* Start The data *
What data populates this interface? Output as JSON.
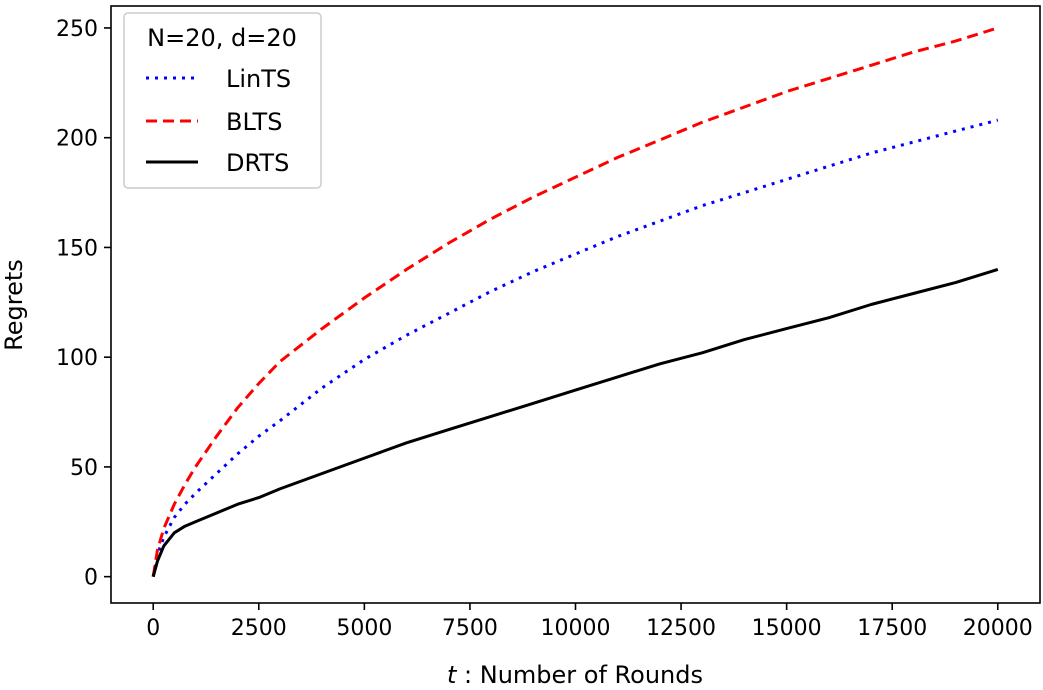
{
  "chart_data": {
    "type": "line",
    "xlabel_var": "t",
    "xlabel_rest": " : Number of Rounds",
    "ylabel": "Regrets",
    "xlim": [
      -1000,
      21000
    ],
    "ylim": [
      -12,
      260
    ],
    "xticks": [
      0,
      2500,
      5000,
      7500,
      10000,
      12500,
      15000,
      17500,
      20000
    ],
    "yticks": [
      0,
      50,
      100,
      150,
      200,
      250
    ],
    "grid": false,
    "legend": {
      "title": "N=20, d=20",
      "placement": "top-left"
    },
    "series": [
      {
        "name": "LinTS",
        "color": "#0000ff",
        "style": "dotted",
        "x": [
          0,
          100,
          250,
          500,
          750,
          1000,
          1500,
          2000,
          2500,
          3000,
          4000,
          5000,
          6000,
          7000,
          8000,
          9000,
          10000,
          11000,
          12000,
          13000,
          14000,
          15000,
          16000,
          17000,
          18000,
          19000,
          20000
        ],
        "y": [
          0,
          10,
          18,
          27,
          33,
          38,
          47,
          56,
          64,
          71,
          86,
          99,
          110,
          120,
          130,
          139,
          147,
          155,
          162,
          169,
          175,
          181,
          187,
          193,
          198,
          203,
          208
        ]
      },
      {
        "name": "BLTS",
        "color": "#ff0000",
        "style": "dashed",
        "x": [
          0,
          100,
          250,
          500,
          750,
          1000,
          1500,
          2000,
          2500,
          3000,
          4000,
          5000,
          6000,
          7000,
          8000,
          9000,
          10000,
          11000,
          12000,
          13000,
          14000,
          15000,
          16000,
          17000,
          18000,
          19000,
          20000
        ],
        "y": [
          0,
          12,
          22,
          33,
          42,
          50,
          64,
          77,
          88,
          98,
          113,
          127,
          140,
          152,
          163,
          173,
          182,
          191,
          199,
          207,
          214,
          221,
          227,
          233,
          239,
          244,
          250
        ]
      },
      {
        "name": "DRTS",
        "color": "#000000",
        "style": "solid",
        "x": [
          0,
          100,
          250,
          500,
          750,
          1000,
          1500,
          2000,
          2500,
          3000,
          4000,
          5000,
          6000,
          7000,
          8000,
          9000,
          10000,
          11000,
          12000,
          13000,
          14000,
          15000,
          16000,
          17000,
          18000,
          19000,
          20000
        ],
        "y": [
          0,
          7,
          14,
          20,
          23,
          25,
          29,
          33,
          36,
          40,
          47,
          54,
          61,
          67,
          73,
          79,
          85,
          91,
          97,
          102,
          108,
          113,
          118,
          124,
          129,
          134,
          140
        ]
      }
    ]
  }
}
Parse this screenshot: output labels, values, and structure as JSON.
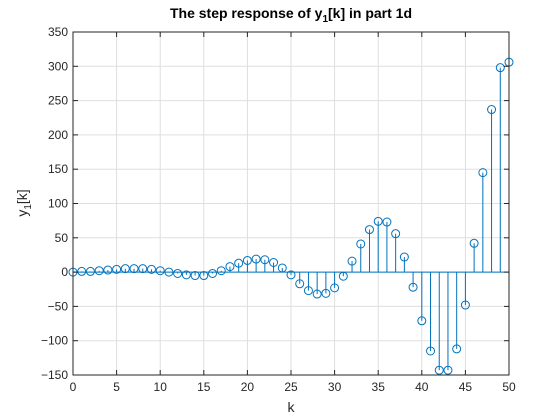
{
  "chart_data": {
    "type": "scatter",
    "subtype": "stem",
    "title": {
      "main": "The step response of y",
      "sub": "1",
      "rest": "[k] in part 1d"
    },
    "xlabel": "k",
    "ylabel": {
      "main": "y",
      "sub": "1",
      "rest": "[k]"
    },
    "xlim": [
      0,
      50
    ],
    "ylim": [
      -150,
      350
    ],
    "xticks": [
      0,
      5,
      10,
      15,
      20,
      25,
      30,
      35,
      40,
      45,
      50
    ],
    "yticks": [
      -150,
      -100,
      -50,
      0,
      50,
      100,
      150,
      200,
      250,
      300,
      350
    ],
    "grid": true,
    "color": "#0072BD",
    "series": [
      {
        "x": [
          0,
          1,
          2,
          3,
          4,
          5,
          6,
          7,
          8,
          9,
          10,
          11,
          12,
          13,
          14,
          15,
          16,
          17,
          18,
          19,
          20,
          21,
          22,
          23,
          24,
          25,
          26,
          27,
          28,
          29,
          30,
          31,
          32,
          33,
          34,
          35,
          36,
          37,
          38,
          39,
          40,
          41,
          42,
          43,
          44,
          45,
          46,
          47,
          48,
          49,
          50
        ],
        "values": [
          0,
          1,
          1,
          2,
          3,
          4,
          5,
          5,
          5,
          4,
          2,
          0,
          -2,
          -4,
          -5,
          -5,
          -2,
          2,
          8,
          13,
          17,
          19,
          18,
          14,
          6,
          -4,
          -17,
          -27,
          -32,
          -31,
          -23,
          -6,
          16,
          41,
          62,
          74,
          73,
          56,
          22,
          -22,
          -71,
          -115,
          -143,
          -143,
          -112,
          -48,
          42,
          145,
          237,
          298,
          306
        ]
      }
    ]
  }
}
* End The data *
• **Stated problem**: Quote the material exactly. Pictures stay out.

• **Full response**:
What data populates this interface? Output as JSON.
{
  "chart_data": {
    "type": "line",
    "xlabel_var": "t",
    "xlabel_rest": " : Number of Rounds",
    "ylabel": "Regrets",
    "xlim": [
      -1000,
      21000
    ],
    "ylim": [
      -12,
      260
    ],
    "xticks": [
      0,
      2500,
      5000,
      7500,
      10000,
      12500,
      15000,
      17500,
      20000
    ],
    "yticks": [
      0,
      50,
      100,
      150,
      200,
      250
    ],
    "grid": false,
    "legend": {
      "title": "N=20, d=20",
      "placement": "top-left"
    },
    "series": [
      {
        "name": "LinTS",
        "color": "#0000ff",
        "style": "dotted",
        "x": [
          0,
          100,
          250,
          500,
          750,
          1000,
          1500,
          2000,
          2500,
          3000,
          4000,
          5000,
          6000,
          7000,
          8000,
          9000,
          10000,
          11000,
          12000,
          13000,
          14000,
          15000,
          16000,
          17000,
          18000,
          19000,
          20000
        ],
        "y": [
          0,
          10,
          18,
          27,
          33,
          38,
          47,
          56,
          64,
          71,
          86,
          99,
          110,
          120,
          130,
          139,
          147,
          155,
          162,
          169,
          175,
          181,
          187,
          193,
          198,
          203,
          208
        ]
      },
      {
        "name": "BLTS",
        "color": "#ff0000",
        "style": "dashed",
        "x": [
          0,
          100,
          250,
          500,
          750,
          1000,
          1500,
          2000,
          2500,
          3000,
          4000,
          5000,
          6000,
          7000,
          8000,
          9000,
          10000,
          11000,
          12000,
          13000,
          14000,
          15000,
          16000,
          17000,
          18000,
          19000,
          20000
        ],
        "y": [
          0,
          12,
          22,
          33,
          42,
          50,
          64,
          77,
          88,
          98,
          113,
          127,
          140,
          152,
          163,
          173,
          182,
          191,
          199,
          207,
          214,
          221,
          227,
          233,
          239,
          244,
          250
        ]
      },
      {
        "name": "DRTS",
        "color": "#000000",
        "style": "solid",
        "x": [
          0,
          100,
          250,
          500,
          750,
          1000,
          1500,
          2000,
          2500,
          3000,
          4000,
          5000,
          6000,
          7000,
          8000,
          9000,
          10000,
          11000,
          12000,
          13000,
          14000,
          15000,
          16000,
          17000,
          18000,
          19000,
          20000
        ],
        "y": [
          0,
          7,
          14,
          20,
          23,
          25,
          29,
          33,
          36,
          40,
          47,
          54,
          61,
          67,
          73,
          79,
          85,
          91,
          97,
          102,
          108,
          113,
          118,
          124,
          129,
          134,
          140
        ]
      }
    ]
  }
}
Parse this screenshot: output labels, values, and structure as JSON.
{
  "chart_data": {
    "type": "scatter",
    "subtype": "stem",
    "title": {
      "main": "The step response of y",
      "sub": "1",
      "rest": "[k] in part 1d"
    },
    "xlabel": "k",
    "ylabel": {
      "main": "y",
      "sub": "1",
      "rest": "[k]"
    },
    "xlim": [
      0,
      50
    ],
    "ylim": [
      -150,
      350
    ],
    "xticks": [
      0,
      5,
      10,
      15,
      20,
      25,
      30,
      35,
      40,
      45,
      50
    ],
    "yticks": [
      -150,
      -100,
      -50,
      0,
      50,
      100,
      150,
      200,
      250,
      300,
      350
    ],
    "grid": true,
    "color": "#0072BD",
    "series": [
      {
        "x": [
          0,
          1,
          2,
          3,
          4,
          5,
          6,
          7,
          8,
          9,
          10,
          11,
          12,
          13,
          14,
          15,
          16,
          17,
          18,
          19,
          20,
          21,
          22,
          23,
          24,
          25,
          26,
          27,
          28,
          29,
          30,
          31,
          32,
          33,
          34,
          35,
          36,
          37,
          38,
          39,
          40,
          41,
          42,
          43,
          44,
          45,
          46,
          47,
          48,
          49,
          50
        ],
        "values": [
          0,
          1,
          1,
          2,
          3,
          4,
          5,
          5,
          5,
          4,
          2,
          0,
          -2,
          -4,
          -5,
          -5,
          -2,
          2,
          8,
          13,
          17,
          19,
          18,
          14,
          6,
          -4,
          -17,
          -27,
          -32,
          -31,
          -23,
          -6,
          16,
          41,
          62,
          74,
          73,
          56,
          22,
          -22,
          -71,
          -115,
          -143,
          -143,
          -112,
          -48,
          42,
          145,
          237,
          298,
          306
        ]
      }
    ]
  }
}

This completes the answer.